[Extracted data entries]
++++++

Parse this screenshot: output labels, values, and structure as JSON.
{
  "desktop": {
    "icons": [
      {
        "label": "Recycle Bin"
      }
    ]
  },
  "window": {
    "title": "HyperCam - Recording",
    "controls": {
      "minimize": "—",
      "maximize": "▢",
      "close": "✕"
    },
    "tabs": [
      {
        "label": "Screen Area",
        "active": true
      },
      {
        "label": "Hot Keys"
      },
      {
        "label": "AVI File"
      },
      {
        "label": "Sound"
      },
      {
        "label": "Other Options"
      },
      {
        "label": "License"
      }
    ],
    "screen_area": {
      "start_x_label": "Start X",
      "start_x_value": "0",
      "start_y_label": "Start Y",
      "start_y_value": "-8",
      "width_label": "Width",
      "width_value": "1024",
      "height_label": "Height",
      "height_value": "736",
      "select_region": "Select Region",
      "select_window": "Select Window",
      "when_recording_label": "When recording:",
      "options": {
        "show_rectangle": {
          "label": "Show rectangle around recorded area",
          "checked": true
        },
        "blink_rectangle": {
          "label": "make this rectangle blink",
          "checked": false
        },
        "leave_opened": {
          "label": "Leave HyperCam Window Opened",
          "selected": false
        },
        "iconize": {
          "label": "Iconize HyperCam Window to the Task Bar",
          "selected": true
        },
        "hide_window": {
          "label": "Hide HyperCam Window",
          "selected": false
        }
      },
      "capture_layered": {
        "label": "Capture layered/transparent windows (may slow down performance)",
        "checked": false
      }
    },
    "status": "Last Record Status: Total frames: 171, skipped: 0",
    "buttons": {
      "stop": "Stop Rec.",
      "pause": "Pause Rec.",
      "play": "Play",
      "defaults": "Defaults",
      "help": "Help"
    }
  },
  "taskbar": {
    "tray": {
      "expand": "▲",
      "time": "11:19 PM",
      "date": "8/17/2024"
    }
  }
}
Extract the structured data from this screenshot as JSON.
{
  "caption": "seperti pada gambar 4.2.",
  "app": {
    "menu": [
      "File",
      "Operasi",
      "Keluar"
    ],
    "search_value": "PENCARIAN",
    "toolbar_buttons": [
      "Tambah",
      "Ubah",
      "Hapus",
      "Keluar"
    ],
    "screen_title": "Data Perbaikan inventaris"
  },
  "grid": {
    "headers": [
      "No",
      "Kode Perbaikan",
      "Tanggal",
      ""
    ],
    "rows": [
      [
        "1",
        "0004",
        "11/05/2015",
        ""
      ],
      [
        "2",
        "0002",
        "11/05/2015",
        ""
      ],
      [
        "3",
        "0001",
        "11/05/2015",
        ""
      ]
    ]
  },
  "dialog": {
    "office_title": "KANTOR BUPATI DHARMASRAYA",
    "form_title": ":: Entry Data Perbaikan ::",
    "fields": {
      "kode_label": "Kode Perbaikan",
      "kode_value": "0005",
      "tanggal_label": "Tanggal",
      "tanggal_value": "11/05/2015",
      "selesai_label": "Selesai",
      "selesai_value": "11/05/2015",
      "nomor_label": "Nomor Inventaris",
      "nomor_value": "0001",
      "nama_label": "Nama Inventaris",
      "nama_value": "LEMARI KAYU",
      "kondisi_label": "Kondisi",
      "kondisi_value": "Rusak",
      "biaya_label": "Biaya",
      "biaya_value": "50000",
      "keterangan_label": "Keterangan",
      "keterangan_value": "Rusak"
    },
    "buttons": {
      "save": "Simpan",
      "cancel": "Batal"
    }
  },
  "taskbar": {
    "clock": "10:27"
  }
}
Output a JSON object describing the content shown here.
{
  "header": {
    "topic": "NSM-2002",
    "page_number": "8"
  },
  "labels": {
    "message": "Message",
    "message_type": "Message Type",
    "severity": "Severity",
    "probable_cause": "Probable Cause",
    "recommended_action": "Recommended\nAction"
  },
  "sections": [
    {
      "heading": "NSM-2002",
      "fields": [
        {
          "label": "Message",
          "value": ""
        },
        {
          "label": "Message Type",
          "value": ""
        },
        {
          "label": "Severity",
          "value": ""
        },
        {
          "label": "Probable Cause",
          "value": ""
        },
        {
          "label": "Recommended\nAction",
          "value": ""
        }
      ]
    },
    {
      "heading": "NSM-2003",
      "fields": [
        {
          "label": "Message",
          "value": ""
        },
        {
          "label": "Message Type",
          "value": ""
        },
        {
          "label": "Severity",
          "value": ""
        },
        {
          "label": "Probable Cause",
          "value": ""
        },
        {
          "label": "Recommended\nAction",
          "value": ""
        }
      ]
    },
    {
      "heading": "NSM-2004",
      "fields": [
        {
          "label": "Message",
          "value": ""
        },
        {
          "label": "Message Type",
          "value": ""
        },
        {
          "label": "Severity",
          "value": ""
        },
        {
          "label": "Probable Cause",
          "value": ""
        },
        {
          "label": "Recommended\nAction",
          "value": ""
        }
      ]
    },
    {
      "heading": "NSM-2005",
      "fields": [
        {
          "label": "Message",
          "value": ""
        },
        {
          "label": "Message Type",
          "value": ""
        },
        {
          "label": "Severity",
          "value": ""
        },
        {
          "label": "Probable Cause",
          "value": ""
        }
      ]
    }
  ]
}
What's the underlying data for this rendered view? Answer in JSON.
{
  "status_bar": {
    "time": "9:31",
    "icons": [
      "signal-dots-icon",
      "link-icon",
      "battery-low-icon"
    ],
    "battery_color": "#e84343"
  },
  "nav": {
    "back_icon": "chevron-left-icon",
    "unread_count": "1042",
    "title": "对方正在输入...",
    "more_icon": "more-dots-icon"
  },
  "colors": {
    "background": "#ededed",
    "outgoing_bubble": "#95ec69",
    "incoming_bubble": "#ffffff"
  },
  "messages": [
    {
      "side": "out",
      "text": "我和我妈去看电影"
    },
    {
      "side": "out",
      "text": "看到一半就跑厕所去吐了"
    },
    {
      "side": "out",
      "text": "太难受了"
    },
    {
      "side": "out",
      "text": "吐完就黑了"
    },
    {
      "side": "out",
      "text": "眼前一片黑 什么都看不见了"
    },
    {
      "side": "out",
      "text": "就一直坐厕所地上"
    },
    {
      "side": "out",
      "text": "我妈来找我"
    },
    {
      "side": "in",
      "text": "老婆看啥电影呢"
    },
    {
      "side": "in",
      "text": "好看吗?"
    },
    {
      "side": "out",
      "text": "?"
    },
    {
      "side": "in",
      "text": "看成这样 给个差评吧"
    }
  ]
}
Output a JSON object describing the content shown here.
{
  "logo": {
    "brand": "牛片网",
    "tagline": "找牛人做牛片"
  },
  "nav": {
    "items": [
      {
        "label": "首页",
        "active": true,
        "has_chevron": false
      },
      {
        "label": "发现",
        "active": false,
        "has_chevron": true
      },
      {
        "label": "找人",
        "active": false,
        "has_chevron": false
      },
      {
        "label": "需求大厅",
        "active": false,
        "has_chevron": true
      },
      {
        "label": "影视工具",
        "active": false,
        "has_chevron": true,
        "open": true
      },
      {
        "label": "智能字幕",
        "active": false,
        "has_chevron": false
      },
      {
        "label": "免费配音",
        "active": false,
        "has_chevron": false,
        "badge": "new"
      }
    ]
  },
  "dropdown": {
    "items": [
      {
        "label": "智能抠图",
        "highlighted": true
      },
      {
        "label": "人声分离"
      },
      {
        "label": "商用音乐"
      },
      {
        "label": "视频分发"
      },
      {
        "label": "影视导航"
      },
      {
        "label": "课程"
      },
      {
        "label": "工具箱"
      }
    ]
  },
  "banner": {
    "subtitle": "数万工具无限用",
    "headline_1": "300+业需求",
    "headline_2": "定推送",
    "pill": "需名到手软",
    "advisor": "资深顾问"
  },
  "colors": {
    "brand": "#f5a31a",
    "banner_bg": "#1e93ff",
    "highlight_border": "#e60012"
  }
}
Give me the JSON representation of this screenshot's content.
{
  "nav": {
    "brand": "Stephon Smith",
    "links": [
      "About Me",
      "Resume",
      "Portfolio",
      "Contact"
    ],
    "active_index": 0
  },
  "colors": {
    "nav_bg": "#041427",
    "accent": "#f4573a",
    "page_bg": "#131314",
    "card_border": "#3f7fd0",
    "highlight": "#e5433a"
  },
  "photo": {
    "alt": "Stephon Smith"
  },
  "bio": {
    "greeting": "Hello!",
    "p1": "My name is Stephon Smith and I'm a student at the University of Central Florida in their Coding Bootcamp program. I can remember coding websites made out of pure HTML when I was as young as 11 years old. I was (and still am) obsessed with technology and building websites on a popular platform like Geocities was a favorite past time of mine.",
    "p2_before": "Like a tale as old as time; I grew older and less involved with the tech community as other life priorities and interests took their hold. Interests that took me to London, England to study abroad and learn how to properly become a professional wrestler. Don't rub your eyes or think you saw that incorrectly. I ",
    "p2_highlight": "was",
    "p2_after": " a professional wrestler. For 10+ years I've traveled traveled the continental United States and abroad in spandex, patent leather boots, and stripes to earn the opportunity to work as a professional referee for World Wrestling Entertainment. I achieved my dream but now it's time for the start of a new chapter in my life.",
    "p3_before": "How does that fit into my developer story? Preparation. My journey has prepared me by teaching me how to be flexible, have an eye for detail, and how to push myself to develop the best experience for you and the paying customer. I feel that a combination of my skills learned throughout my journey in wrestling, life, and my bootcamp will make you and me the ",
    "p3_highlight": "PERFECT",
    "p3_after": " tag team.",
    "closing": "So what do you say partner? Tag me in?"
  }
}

++++++

▶ _WHAT TO PRODUCE_
Set out every line from the material that contains the string "with".

▶ _COMPLETED TASK_
    "p1": "My name is Stephon Smith and I'm a student at the University of Central Florida in their Coding Bootcamp program. I can remember coding websites made out of pure HTML when I was as young as 11 years old. I was (and still am) obsessed with technology and building websites on a popular platform like Geocities was a favorite past time of mine.",
    "p2_before": "Like a tale as old as time; I grew older and less involved with the tech community as other life priorities and interests took their hold. Interests that took me to London, England to study abroad and learn how to properly become a professional wrestler. Don't rub your eyes or think you saw that incorrectly. I ",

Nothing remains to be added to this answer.